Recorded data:
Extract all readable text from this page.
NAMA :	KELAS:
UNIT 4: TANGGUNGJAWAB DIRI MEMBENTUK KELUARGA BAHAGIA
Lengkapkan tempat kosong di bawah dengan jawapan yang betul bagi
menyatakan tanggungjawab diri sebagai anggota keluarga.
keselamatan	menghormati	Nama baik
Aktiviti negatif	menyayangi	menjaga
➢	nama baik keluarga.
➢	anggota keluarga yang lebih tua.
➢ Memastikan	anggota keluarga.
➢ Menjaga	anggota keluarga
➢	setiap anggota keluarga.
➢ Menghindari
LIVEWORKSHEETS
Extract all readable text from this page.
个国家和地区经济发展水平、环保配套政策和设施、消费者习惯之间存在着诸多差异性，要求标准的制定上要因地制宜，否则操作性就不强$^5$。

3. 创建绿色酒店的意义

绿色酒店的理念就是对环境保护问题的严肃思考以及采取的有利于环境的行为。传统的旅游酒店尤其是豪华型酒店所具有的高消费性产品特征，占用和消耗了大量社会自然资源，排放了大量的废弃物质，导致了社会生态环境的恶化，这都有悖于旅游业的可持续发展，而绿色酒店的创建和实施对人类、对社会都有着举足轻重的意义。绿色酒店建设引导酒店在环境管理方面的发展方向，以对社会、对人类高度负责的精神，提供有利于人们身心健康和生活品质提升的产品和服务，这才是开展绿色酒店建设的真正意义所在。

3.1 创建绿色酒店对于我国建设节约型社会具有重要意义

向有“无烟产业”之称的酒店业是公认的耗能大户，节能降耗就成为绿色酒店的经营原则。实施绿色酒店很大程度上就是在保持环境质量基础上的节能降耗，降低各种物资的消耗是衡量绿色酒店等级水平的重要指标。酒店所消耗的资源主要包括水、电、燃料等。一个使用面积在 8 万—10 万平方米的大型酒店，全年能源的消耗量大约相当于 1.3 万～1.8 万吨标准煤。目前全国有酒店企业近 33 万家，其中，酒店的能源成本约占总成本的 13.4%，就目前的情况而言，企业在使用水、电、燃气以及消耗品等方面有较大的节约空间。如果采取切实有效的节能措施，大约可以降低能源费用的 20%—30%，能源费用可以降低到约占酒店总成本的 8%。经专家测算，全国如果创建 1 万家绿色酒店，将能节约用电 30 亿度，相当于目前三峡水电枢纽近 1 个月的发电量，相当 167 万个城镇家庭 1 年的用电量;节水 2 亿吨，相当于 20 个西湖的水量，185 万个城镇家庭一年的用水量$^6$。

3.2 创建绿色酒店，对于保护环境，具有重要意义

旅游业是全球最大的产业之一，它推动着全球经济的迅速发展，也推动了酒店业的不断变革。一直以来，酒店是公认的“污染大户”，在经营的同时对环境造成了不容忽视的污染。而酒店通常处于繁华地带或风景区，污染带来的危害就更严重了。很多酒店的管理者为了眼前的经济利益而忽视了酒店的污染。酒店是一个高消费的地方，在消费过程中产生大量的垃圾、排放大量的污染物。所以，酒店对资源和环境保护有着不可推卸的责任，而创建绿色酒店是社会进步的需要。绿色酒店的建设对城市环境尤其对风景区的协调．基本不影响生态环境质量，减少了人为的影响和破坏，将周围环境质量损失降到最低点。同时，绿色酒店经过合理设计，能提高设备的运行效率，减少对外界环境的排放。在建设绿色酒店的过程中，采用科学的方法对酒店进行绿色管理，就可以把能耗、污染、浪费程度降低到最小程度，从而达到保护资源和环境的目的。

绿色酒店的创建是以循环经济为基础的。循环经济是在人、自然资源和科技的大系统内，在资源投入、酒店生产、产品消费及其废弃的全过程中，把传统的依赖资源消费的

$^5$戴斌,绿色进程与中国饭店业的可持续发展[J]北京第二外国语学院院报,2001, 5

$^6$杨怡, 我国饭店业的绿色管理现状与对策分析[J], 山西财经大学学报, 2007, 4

Required task: Extract each line of the listing above, copying it word for word.

Finished task:
Extract all readable text from this page.
NAMA :	KELAS:
UNIT 4: TANGGUNGJAWAB DIRI MEMBENTUK KELUARGA BAHAGIA
Lengkapkan tempat kosong di bawah dengan jawapan yang betul bagi
menyatakan tanggungjawab diri sebagai anggota keluarga.
keselamatan	menghormati	Nama baik
Aktiviti negatif	menyayangi	menjaga
➢	nama baik keluarga.
➢	anggota keluarga yang lebih tua.
➢ Memastikan	anggota keluarga.
➢ Menjaga	anggota keluarga
➢	setiap anggota keluarga.
➢ Menghindari
LIVEWORKSHEETS
Extract all readable text from this page.
个国家和地区经济发展水平、环保配套政策和设施、消费者习惯之间存在着诸多差异性，要求标准的制定上要因地制宜，否则操作性就不强$^5$。

3. 创建绿色酒店的意义

绿色酒店的理念就是对环境保护问题的严肃思考以及采取的有利于环境的行为。传统的旅游酒店尤其是豪华型酒店所具有的高消费性产品特征，占用和消耗了大量社会自然资源，排放了大量的废弃物质，导致了社会生态环境的恶化，这都有悖于旅游业的可持续发展，而绿色酒店的创建和实施对人类、对社会都有着举足轻重的意义。绿色酒店建设引导酒店在环境管理方面的发展方向，以对社会、对人类高度负责的精神，提供有利于人们身心健康和生活品质提升的产品和服务，这才是开展绿色酒店建设的真正意义所在。

3.1 创建绿色酒店对于我国建设节约型社会具有重要意义

向有“无烟产业”之称的酒店业是公认的耗能大户，节能降耗就成为绿色酒店的经营原则。实施绿色酒店很大程度上就是在保持环境质量基础上的节能降耗，降低各种物资的消耗是衡量绿色酒店等级水平的重要指标。酒店所消耗的资源主要包括水、电、燃料等。一个使用面积在 8 万—10 万平方米的大型酒店，全年能源的消耗量大约相当于 1.3 万～1.8 万吨标准煤。目前全国有酒店企业近 33 万家，其中，酒店的能源成本约占总成本的 13.4%，就目前的情况而言，企业在使用水、电、燃气以及消耗品等方面有较大的节约空间。如果采取切实有效的节能措施，大约可以降低能源费用的 20%—30%，能源费用可以降低到约占酒店总成本的 8%。经专家测算，全国如果创建 1 万家绿色酒店，将能节约用电 30 亿度，相当于目前三峡水电枢纽近 1 个月的发电量，相当 167 万个城镇家庭 1 年的用电量;节水 2 亿吨，相当于 20 个西湖的水量，185 万个城镇家庭一年的用水量$^6$。

3.2 创建绿色酒店，对于保护环境，具有重要意义

旅游业是全球最大的产业之一，它推动着全球经济的迅速发展，也推动了酒店业的不断变革。一直以来，酒店是公认的“污染大户”，在经营的同时对环境造成了不容忽视的污染。而酒店通常处于繁华地带或风景区，污染带来的危害就更严重了。很多酒店的管理者为了眼前的经济利益而忽视了酒店的污染。酒店是一个高消费的地方，在消费过程中产生大量的垃圾、排放大量的污染物。所以，酒店对资源和环境保护有着不可推卸的责任，而创建绿色酒店是社会进步的需要。绿色酒店的建设对城市环境尤其对风景区的协调．基本不影响生态环境质量，减少了人为的影响和破坏，将周围环境质量损失降到最低点。同时，绿色酒店经过合理设计，能提高设备的运行效率，减少对外界环境的排放。在建设绿色酒店的过程中，采用科学的方法对酒店进行绿色管理，就可以把能耗、污染、浪费程度降低到最小程度，从而达到保护资源和环境的目的。

绿色酒店的创建是以循环经济为基础的。循环经济是在人、自然资源和科技的大系统内，在资源投入、酒店生产、产品消费及其废弃的全过程中，把传统的依赖资源消费的

$^5$戴斌,绿色进程与中国饭店业的可持续发展[J]北京第二外国语学院院报,2001, 5

$^6$杨怡, 我国饭店业的绿色管理现状与对策分析[J], 山西财经大学学报, 2007, 4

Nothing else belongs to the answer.